[Element-and-box listings]

++++++++++++++++++++

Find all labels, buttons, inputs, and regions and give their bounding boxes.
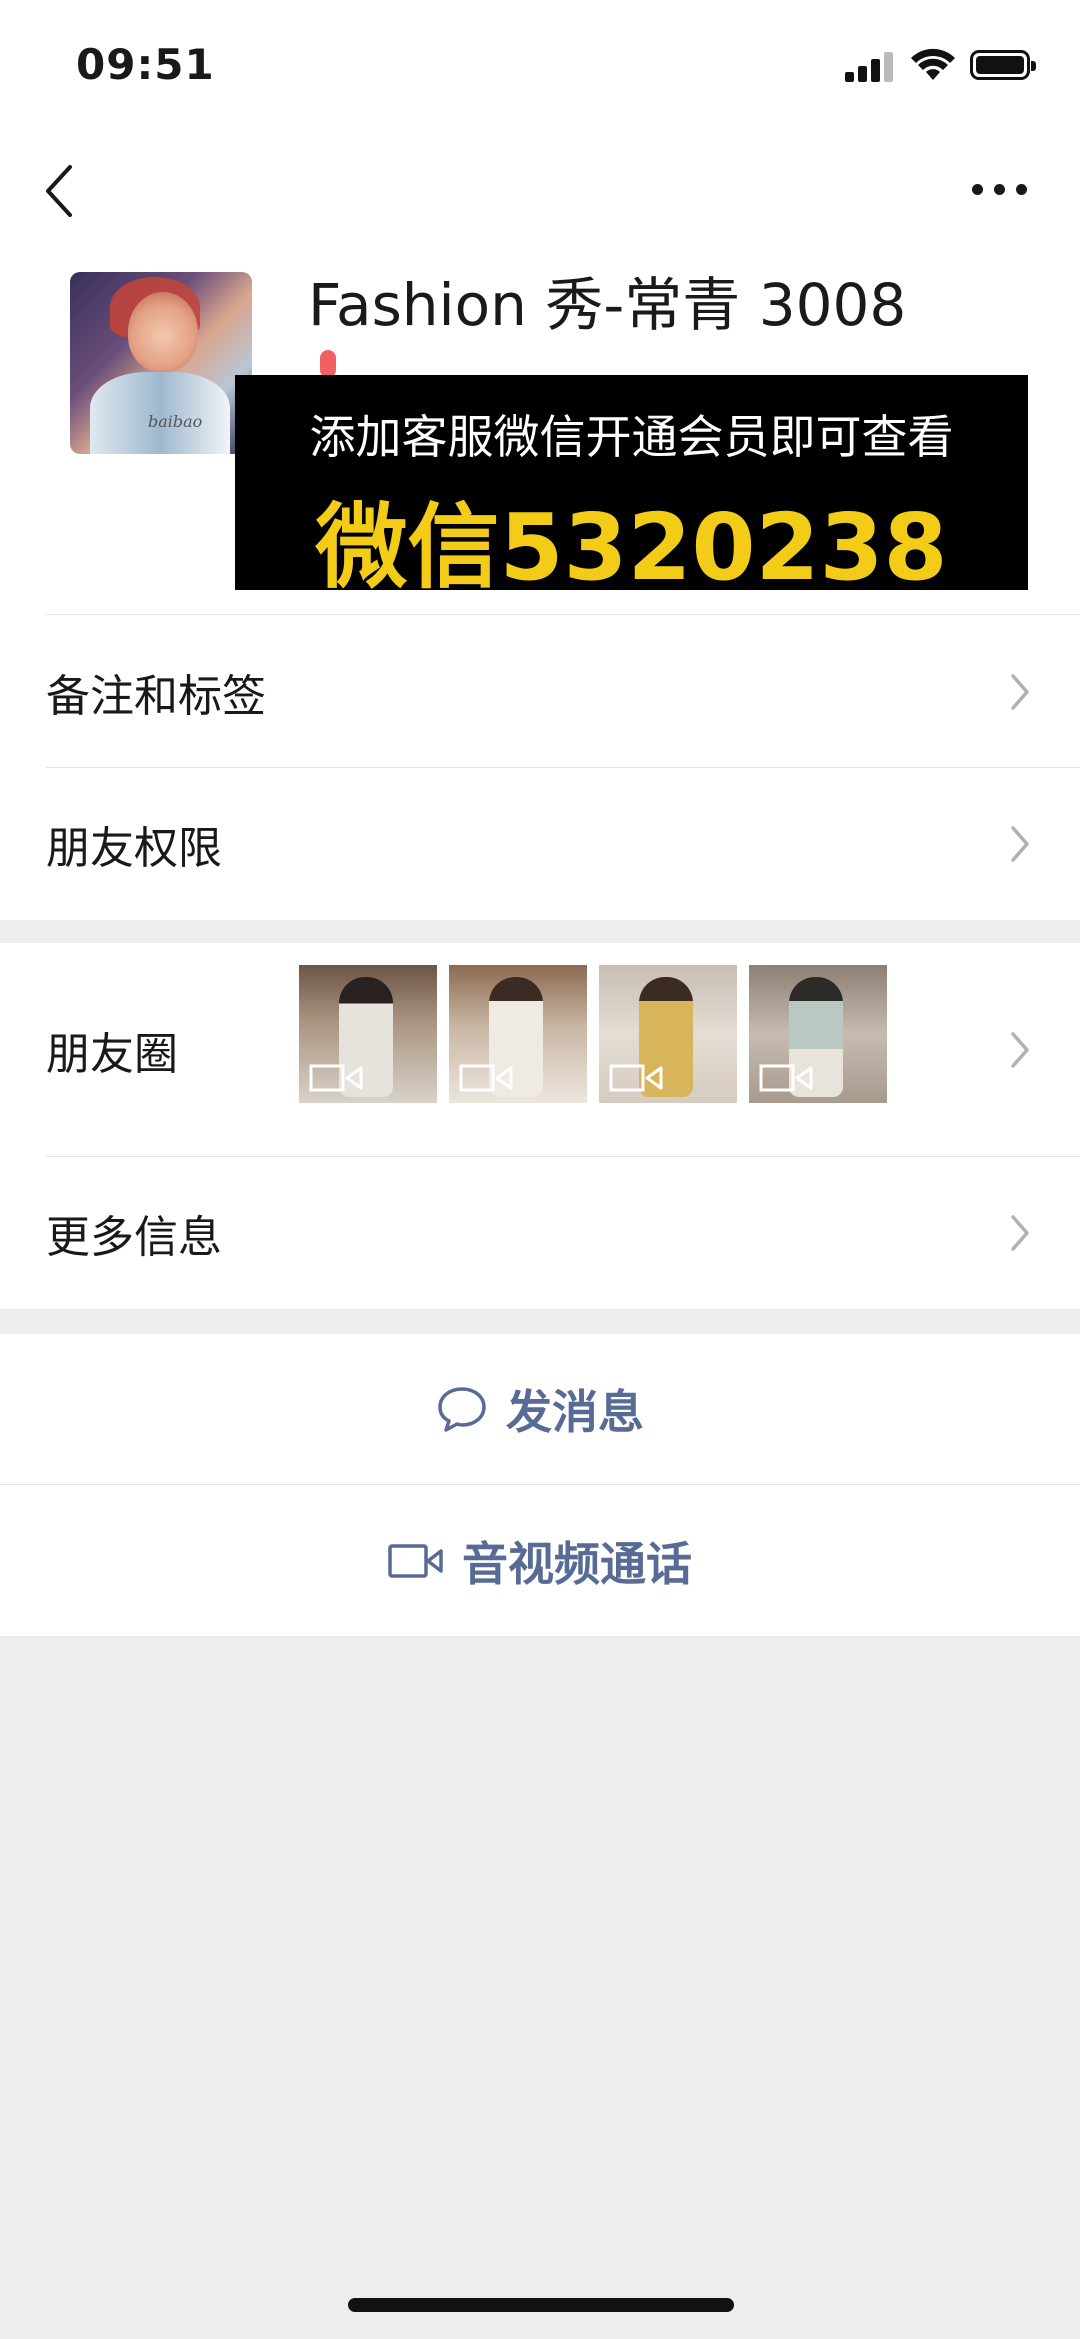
send-message-label: 发消息 bbox=[506, 1385, 644, 1439]
back-arrow-icon[interactable] bbox=[44, 165, 74, 217]
cell-label: 更多信息 bbox=[46, 1212, 222, 1263]
cell-remarks-tags[interactable]: 备注和标签 bbox=[0, 616, 1080, 768]
cell-more-info[interactable]: 更多信息 bbox=[0, 1157, 1080, 1309]
divider bbox=[46, 767, 1080, 768]
chevron-right-icon bbox=[1011, 674, 1029, 710]
chevron-right-icon bbox=[1011, 1215, 1029, 1251]
cell-label: 朋友圈 bbox=[46, 1029, 178, 1080]
ad-banner-text: 添加客服微信开通会员即可查看 bbox=[309, 410, 954, 464]
profile-name: Fashion 秀-常青 3008 bbox=[308, 271, 907, 339]
gender-icon bbox=[320, 350, 336, 378]
home-indicator[interactable] bbox=[348, 2298, 734, 2312]
moments-thumbnail[interactable] bbox=[449, 965, 587, 1103]
divider bbox=[46, 1156, 1080, 1157]
chevron-right-icon bbox=[1011, 1032, 1029, 1068]
cell-friend-permissions[interactable]: 朋友权限 bbox=[0, 768, 1080, 920]
divider bbox=[0, 1484, 1080, 1485]
avatar[interactable]: baibao bbox=[70, 272, 252, 454]
more-options-icon[interactable] bbox=[972, 184, 1028, 196]
cell-label: 朋友权限 bbox=[46, 823, 222, 874]
divider bbox=[46, 614, 1080, 615]
chevron-right-icon bbox=[1011, 826, 1029, 862]
moments-thumbnail[interactable] bbox=[749, 965, 887, 1103]
ad-banner-wechat-id: 微信5320238 bbox=[315, 494, 948, 601]
wifi-icon bbox=[911, 48, 955, 80]
moments-thumbnail[interactable] bbox=[299, 965, 437, 1103]
send-message-button[interactable]: 发消息 bbox=[0, 1334, 1080, 1484]
video-call-label: 音视频通话 bbox=[462, 1536, 692, 1591]
video-call-button[interactable]: 音视频通话 bbox=[0, 1485, 1080, 1636]
ad-overlay-banner: 添加客服微信开通会员即可查看 微信5320238 bbox=[235, 375, 1028, 601]
status-time: 09:51 bbox=[76, 40, 215, 89]
moments-thumbnail[interactable] bbox=[599, 965, 737, 1103]
video-icon bbox=[759, 1064, 813, 1092]
cell-label: 备注和标签 bbox=[46, 671, 266, 722]
profile-header: 09:51 baibao Fashion 秀-常青 3008 添加客服微信开通会… bbox=[0, 0, 1080, 616]
video-icon bbox=[309, 1064, 363, 1092]
cell-moments[interactable]: 朋友圈 bbox=[0, 943, 1080, 1157]
cellular-signal-icon bbox=[845, 50, 897, 82]
video-icon bbox=[459, 1064, 513, 1092]
chat-bubble-icon bbox=[438, 1387, 486, 1432]
video-icon bbox=[609, 1064, 663, 1092]
battery-icon bbox=[970, 50, 1036, 80]
video-call-icon bbox=[388, 1543, 443, 1578]
avatar-watermark: baibao bbox=[148, 412, 203, 431]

++++++++++++++++++++

WHAT THE TASK ASKS
Please write out all the rows above word for word, leaving out the pictures.

EXERCISE SOLUTION
Find all labels, buttons, inputs, and regions and give their bounding boxes.
send-message-label: 发消息 bbox=[506, 1385, 644, 1439]
back-arrow-icon[interactable] bbox=[44, 165, 74, 217]
cell-label: 更多信息 bbox=[46, 1212, 222, 1263]
cell-remarks-tags[interactable]: 备注和标签 bbox=[0, 616, 1080, 768]
cell-more-info[interactable]: 更多信息 bbox=[0, 1157, 1080, 1309]
divider bbox=[46, 767, 1080, 768]
chevron-right-icon bbox=[1011, 674, 1029, 710]
chevron-right-icon bbox=[1011, 1215, 1029, 1251]
cell-label: 朋友圈 bbox=[46, 1029, 178, 1080]
ad-banner-text: 添加客服微信开通会员即可查看 bbox=[309, 410, 954, 464]
profile-name: Fashion 秀-常青 3008 bbox=[308, 271, 907, 339]
gender-icon bbox=[320, 350, 336, 378]
home-indicator[interactable] bbox=[348, 2298, 734, 2312]
moments-thumbnail[interactable] bbox=[449, 965, 587, 1103]
divider bbox=[46, 1156, 1080, 1157]
chevron-right-icon bbox=[1011, 1032, 1029, 1068]
cell-friend-permissions[interactable]: 朋友权限 bbox=[0, 768, 1080, 920]
divider bbox=[0, 1484, 1080, 1485]
avatar[interactable]: baibao bbox=[70, 272, 252, 454]
more-options-icon[interactable] bbox=[972, 184, 1028, 196]
cell-label: 朋友权限 bbox=[46, 823, 222, 874]
divider bbox=[46, 614, 1080, 615]
chevron-right-icon bbox=[1011, 826, 1029, 862]
moments-thumbnail[interactable] bbox=[749, 965, 887, 1103]
ad-banner-wechat-id: 微信5320238 bbox=[315, 494, 948, 601]
wifi-icon bbox=[911, 48, 955, 80]
moments-thumbnail[interactable] bbox=[299, 965, 437, 1103]
send-message-button[interactable]: 发消息 bbox=[0, 1334, 1080, 1484]
video-call-label: 音视频通话 bbox=[462, 1536, 692, 1591]
video-call-button[interactable]: 音视频通话 bbox=[0, 1485, 1080, 1636]
ad-overlay-banner: 添加客服微信开通会员即可查看 微信5320238 bbox=[235, 375, 1028, 601]
status-time: 09:51 bbox=[76, 40, 215, 89]
moments-thumbnail[interactable] bbox=[599, 965, 737, 1103]
video-icon bbox=[759, 1064, 813, 1092]
cell-label: 备注和标签 bbox=[46, 671, 266, 722]
profile-header: 09:51 baibao Fashion 秀-常青 3008 添加客服微信开通会… bbox=[0, 0, 1080, 616]
video-icon bbox=[309, 1064, 363, 1092]
cell-moments[interactable]: 朋友圈 bbox=[0, 943, 1080, 1157]
cellular-signal-icon bbox=[845, 50, 897, 82]
video-icon bbox=[459, 1064, 513, 1092]
chat-bubble-icon bbox=[438, 1387, 486, 1432]
video-icon bbox=[609, 1064, 663, 1092]
battery-icon bbox=[970, 50, 1036, 80]
video-call-icon bbox=[388, 1543, 443, 1578]
avatar-watermark: baibao bbox=[148, 412, 203, 431]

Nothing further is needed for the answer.